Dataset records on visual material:
=-=-=
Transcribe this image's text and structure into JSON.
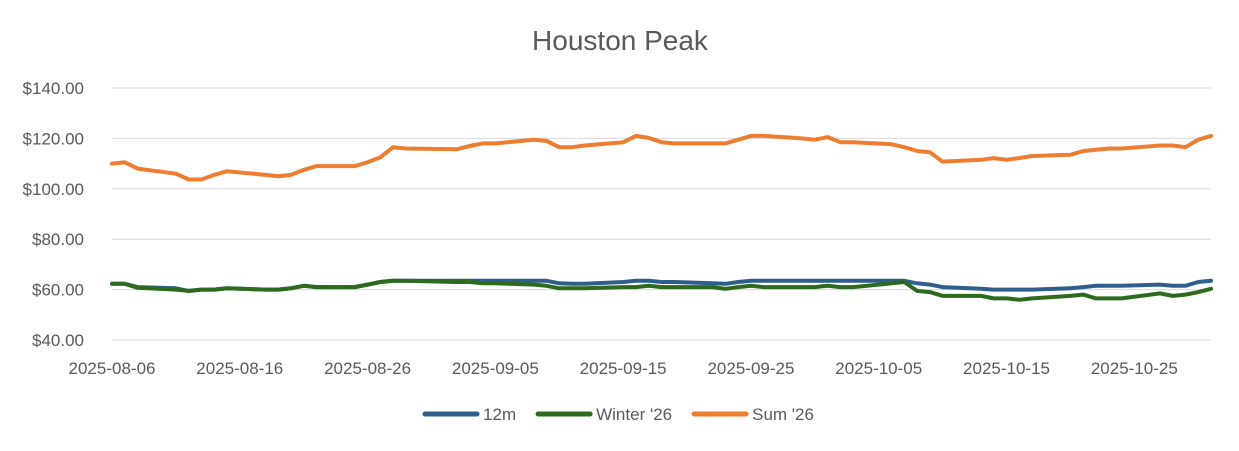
{
  "chart_data": {
    "type": "line",
    "title": "Houston Peak",
    "xlabel": "",
    "ylabel": "",
    "ylim": [
      40,
      140
    ],
    "y_ticks": [
      40,
      60,
      80,
      100,
      120,
      140
    ],
    "y_tick_labels": [
      "$40.00",
      "$60.00",
      "$80.00",
      "$100.00",
      "$120.00",
      "$140.00"
    ],
    "x_range": [
      "2025-08-06",
      "2025-10-31"
    ],
    "x_tick_labels": [
      "2025-08-06",
      "2025-08-16",
      "2025-08-26",
      "2025-09-05",
      "2025-09-15",
      "2025-09-25",
      "2025-10-05",
      "2025-10-15",
      "2025-10-25"
    ],
    "grid": true,
    "legend_position": "bottom",
    "series": [
      {
        "name": "12m",
        "color": "#2e5f8c",
        "points": [
          [
            "2025-08-06",
            62.3
          ],
          [
            "2025-08-07",
            62.3
          ],
          [
            "2025-08-08",
            61.0
          ],
          [
            "2025-08-11",
            60.5
          ],
          [
            "2025-08-12",
            59.5
          ],
          [
            "2025-08-13",
            60.0
          ],
          [
            "2025-08-14",
            60.0
          ],
          [
            "2025-08-15",
            60.5
          ],
          [
            "2025-08-18",
            60.0
          ],
          [
            "2025-08-19",
            60.0
          ],
          [
            "2025-08-20",
            60.5
          ],
          [
            "2025-08-21",
            61.5
          ],
          [
            "2025-08-22",
            61.0
          ],
          [
            "2025-08-25",
            61.0
          ],
          [
            "2025-08-26",
            62.0
          ],
          [
            "2025-08-27",
            63.0
          ],
          [
            "2025-08-28",
            63.5
          ],
          [
            "2025-08-29",
            63.5
          ],
          [
            "2025-09-02",
            63.5
          ],
          [
            "2025-09-03",
            63.5
          ],
          [
            "2025-09-04",
            63.5
          ],
          [
            "2025-09-05",
            63.5
          ],
          [
            "2025-09-08",
            63.5
          ],
          [
            "2025-09-09",
            63.5
          ],
          [
            "2025-09-10",
            62.5
          ],
          [
            "2025-09-11",
            62.3
          ],
          [
            "2025-09-12",
            62.3
          ],
          [
            "2025-09-15",
            63.0
          ],
          [
            "2025-09-16",
            63.5
          ],
          [
            "2025-09-17",
            63.5
          ],
          [
            "2025-09-18",
            63.0
          ],
          [
            "2025-09-19",
            63.0
          ],
          [
            "2025-09-22",
            62.5
          ],
          [
            "2025-09-23",
            62.3
          ],
          [
            "2025-09-24",
            63.0
          ],
          [
            "2025-09-25",
            63.5
          ],
          [
            "2025-09-26",
            63.5
          ],
          [
            "2025-09-29",
            63.5
          ],
          [
            "2025-09-30",
            63.5
          ],
          [
            "2025-10-01",
            63.5
          ],
          [
            "2025-10-02",
            63.5
          ],
          [
            "2025-10-03",
            63.5
          ],
          [
            "2025-10-06",
            63.5
          ],
          [
            "2025-10-07",
            63.5
          ],
          [
            "2025-10-08",
            62.5
          ],
          [
            "2025-10-09",
            62.0
          ],
          [
            "2025-10-10",
            61.0
          ],
          [
            "2025-10-13",
            60.3
          ],
          [
            "2025-10-14",
            60.0
          ],
          [
            "2025-10-15",
            60.0
          ],
          [
            "2025-10-16",
            60.0
          ],
          [
            "2025-10-17",
            60.0
          ],
          [
            "2025-10-20",
            60.5
          ],
          [
            "2025-10-21",
            61.0
          ],
          [
            "2025-10-22",
            61.5
          ],
          [
            "2025-10-23",
            61.5
          ],
          [
            "2025-10-24",
            61.5
          ],
          [
            "2025-10-27",
            62.0
          ],
          [
            "2025-10-28",
            61.5
          ],
          [
            "2025-10-29",
            61.5
          ],
          [
            "2025-10-30",
            63.0
          ],
          [
            "2025-10-31",
            63.5
          ]
        ]
      },
      {
        "name": "Winter '26",
        "color": "#2d6a1e",
        "points": [
          [
            "2025-08-06",
            62.3
          ],
          [
            "2025-08-07",
            62.3
          ],
          [
            "2025-08-08",
            60.7
          ],
          [
            "2025-08-11",
            60.0
          ],
          [
            "2025-08-12",
            59.5
          ],
          [
            "2025-08-13",
            60.0
          ],
          [
            "2025-08-14",
            60.0
          ],
          [
            "2025-08-15",
            60.5
          ],
          [
            "2025-08-18",
            60.0
          ],
          [
            "2025-08-19",
            60.0
          ],
          [
            "2025-08-20",
            60.5
          ],
          [
            "2025-08-21",
            61.5
          ],
          [
            "2025-08-22",
            61.0
          ],
          [
            "2025-08-25",
            61.0
          ],
          [
            "2025-08-26",
            62.0
          ],
          [
            "2025-08-27",
            63.0
          ],
          [
            "2025-08-28",
            63.5
          ],
          [
            "2025-08-29",
            63.5
          ],
          [
            "2025-09-02",
            63.0
          ],
          [
            "2025-09-03",
            63.0
          ],
          [
            "2025-09-04",
            62.5
          ],
          [
            "2025-09-05",
            62.5
          ],
          [
            "2025-09-08",
            62.0
          ],
          [
            "2025-09-09",
            61.5
          ],
          [
            "2025-09-10",
            60.5
          ],
          [
            "2025-09-11",
            60.5
          ],
          [
            "2025-09-12",
            60.5
          ],
          [
            "2025-09-15",
            61.0
          ],
          [
            "2025-09-16",
            61.0
          ],
          [
            "2025-09-17",
            61.5
          ],
          [
            "2025-09-18",
            61.0
          ],
          [
            "2025-09-19",
            61.0
          ],
          [
            "2025-09-22",
            61.0
          ],
          [
            "2025-09-23",
            60.3
          ],
          [
            "2025-09-24",
            61.0
          ],
          [
            "2025-09-25",
            61.5
          ],
          [
            "2025-09-26",
            61.0
          ],
          [
            "2025-09-29",
            61.0
          ],
          [
            "2025-09-30",
            61.0
          ],
          [
            "2025-10-01",
            61.5
          ],
          [
            "2025-10-02",
            61.0
          ],
          [
            "2025-10-03",
            61.0
          ],
          [
            "2025-10-06",
            62.5
          ],
          [
            "2025-10-07",
            63.0
          ],
          [
            "2025-10-08",
            59.5
          ],
          [
            "2025-10-09",
            59.0
          ],
          [
            "2025-10-10",
            57.5
          ],
          [
            "2025-10-13",
            57.5
          ],
          [
            "2025-10-14",
            56.5
          ],
          [
            "2025-10-15",
            56.5
          ],
          [
            "2025-10-16",
            56.0
          ],
          [
            "2025-10-17",
            56.5
          ],
          [
            "2025-10-20",
            57.5
          ],
          [
            "2025-10-21",
            58.0
          ],
          [
            "2025-10-22",
            56.5
          ],
          [
            "2025-10-23",
            56.5
          ],
          [
            "2025-10-24",
            56.5
          ],
          [
            "2025-10-27",
            58.5
          ],
          [
            "2025-10-28",
            57.5
          ],
          [
            "2025-10-29",
            58.0
          ],
          [
            "2025-10-30",
            59.0
          ],
          [
            "2025-10-31",
            60.3
          ]
        ]
      },
      {
        "name": "Sum '26",
        "color": "#ed7d31",
        "points": [
          [
            "2025-08-06",
            110.0
          ],
          [
            "2025-08-07",
            110.5
          ],
          [
            "2025-08-08",
            108.0
          ],
          [
            "2025-08-11",
            106.0
          ],
          [
            "2025-08-12",
            103.7
          ],
          [
            "2025-08-13",
            103.7
          ],
          [
            "2025-08-14",
            105.5
          ],
          [
            "2025-08-15",
            107.0
          ],
          [
            "2025-08-18",
            105.5
          ],
          [
            "2025-08-19",
            105.0
          ],
          [
            "2025-08-20",
            105.5
          ],
          [
            "2025-08-21",
            107.5
          ],
          [
            "2025-08-22",
            109.0
          ],
          [
            "2025-08-25",
            109.0
          ],
          [
            "2025-08-26",
            110.5
          ],
          [
            "2025-08-27",
            112.5
          ],
          [
            "2025-08-28",
            116.5
          ],
          [
            "2025-08-29",
            116.0
          ],
          [
            "2025-09-02",
            115.7
          ],
          [
            "2025-09-03",
            117.0
          ],
          [
            "2025-09-04",
            118.0
          ],
          [
            "2025-09-05",
            118.0
          ],
          [
            "2025-09-08",
            119.5
          ],
          [
            "2025-09-09",
            119.0
          ],
          [
            "2025-09-10",
            116.5
          ],
          [
            "2025-09-11",
            116.5
          ],
          [
            "2025-09-12",
            117.2
          ],
          [
            "2025-09-15",
            118.5
          ],
          [
            "2025-09-16",
            121.0
          ],
          [
            "2025-09-17",
            120.2
          ],
          [
            "2025-09-18",
            118.5
          ],
          [
            "2025-09-19",
            118.0
          ],
          [
            "2025-09-22",
            118.0
          ],
          [
            "2025-09-23",
            118.0
          ],
          [
            "2025-09-24",
            119.5
          ],
          [
            "2025-09-25",
            121.0
          ],
          [
            "2025-09-26",
            121.0
          ],
          [
            "2025-09-29",
            120.0
          ],
          [
            "2025-09-30",
            119.5
          ],
          [
            "2025-10-01",
            120.5
          ],
          [
            "2025-10-02",
            118.5
          ],
          [
            "2025-10-03",
            118.5
          ],
          [
            "2025-10-06",
            117.7
          ],
          [
            "2025-10-07",
            116.5
          ],
          [
            "2025-10-08",
            115.0
          ],
          [
            "2025-10-09",
            114.5
          ],
          [
            "2025-10-10",
            110.8
          ],
          [
            "2025-10-13",
            111.5
          ],
          [
            "2025-10-14",
            112.2
          ],
          [
            "2025-10-15",
            111.5
          ],
          [
            "2025-10-16",
            112.2
          ],
          [
            "2025-10-17",
            113.0
          ],
          [
            "2025-10-20",
            113.5
          ],
          [
            "2025-10-21",
            115.0
          ],
          [
            "2025-10-22",
            115.5
          ],
          [
            "2025-10-23",
            116.0
          ],
          [
            "2025-10-24",
            116.0
          ],
          [
            "2025-10-27",
            117.2
          ],
          [
            "2025-10-28",
            117.2
          ],
          [
            "2025-10-29",
            116.5
          ],
          [
            "2025-10-30",
            119.5
          ],
          [
            "2025-10-31",
            121.0
          ]
        ]
      }
    ]
  }
}
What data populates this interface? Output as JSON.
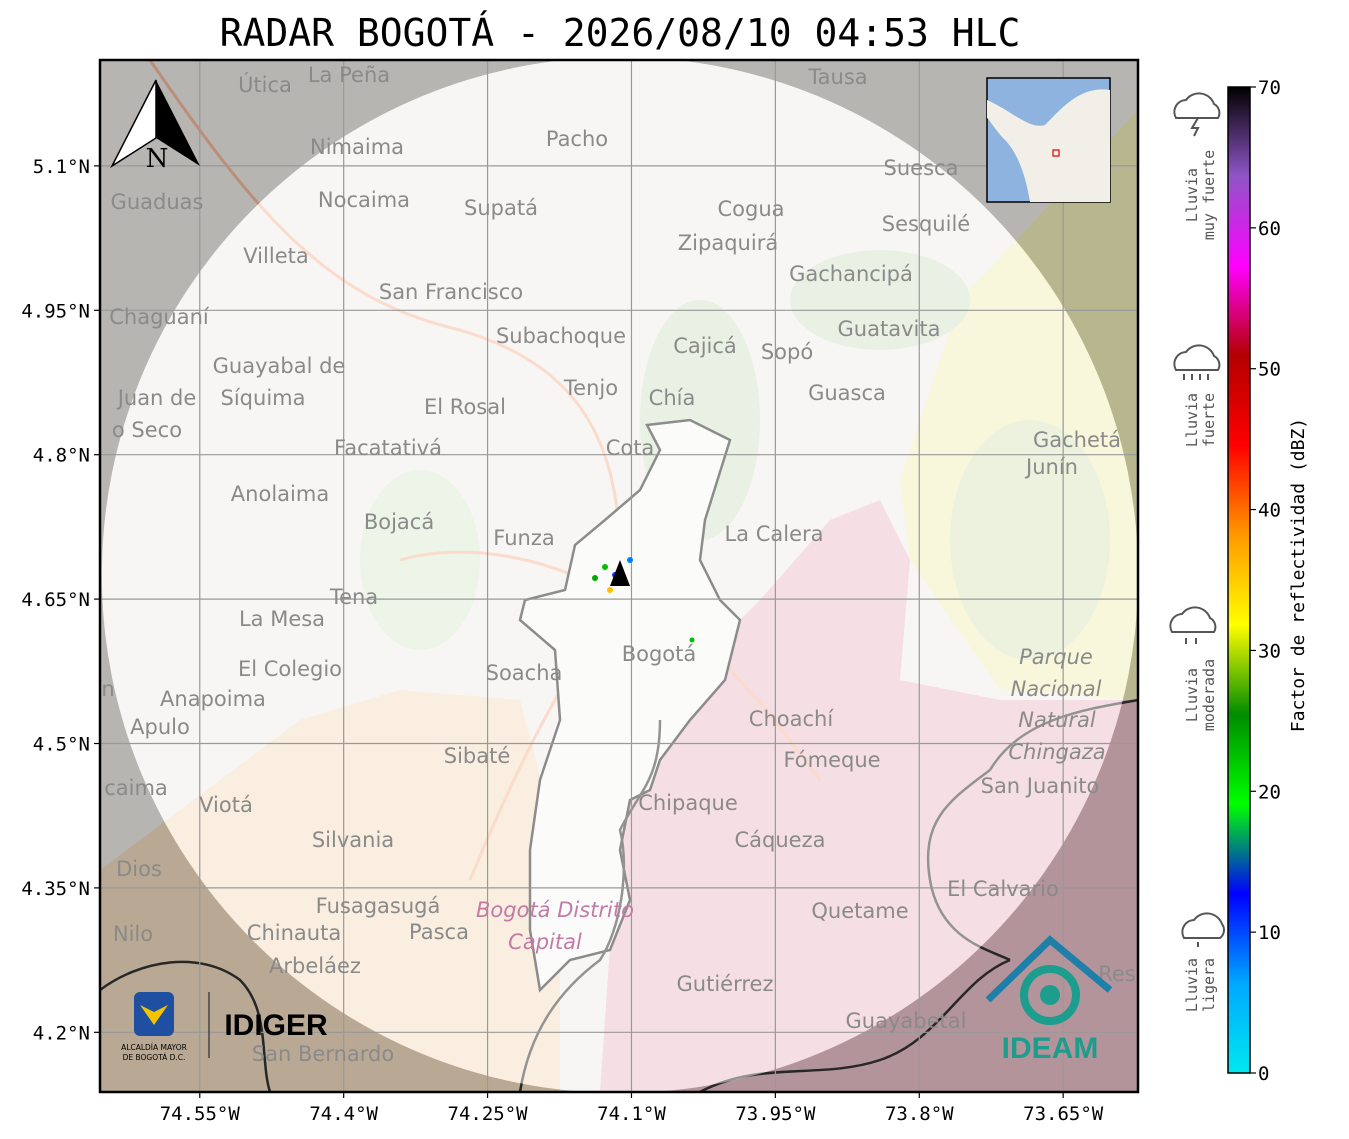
=-=-=
### DIRECTION
Count how many lines hold the string "JSON" and give that number alone.

### SOLUTION FOR THIS PROBLEM
2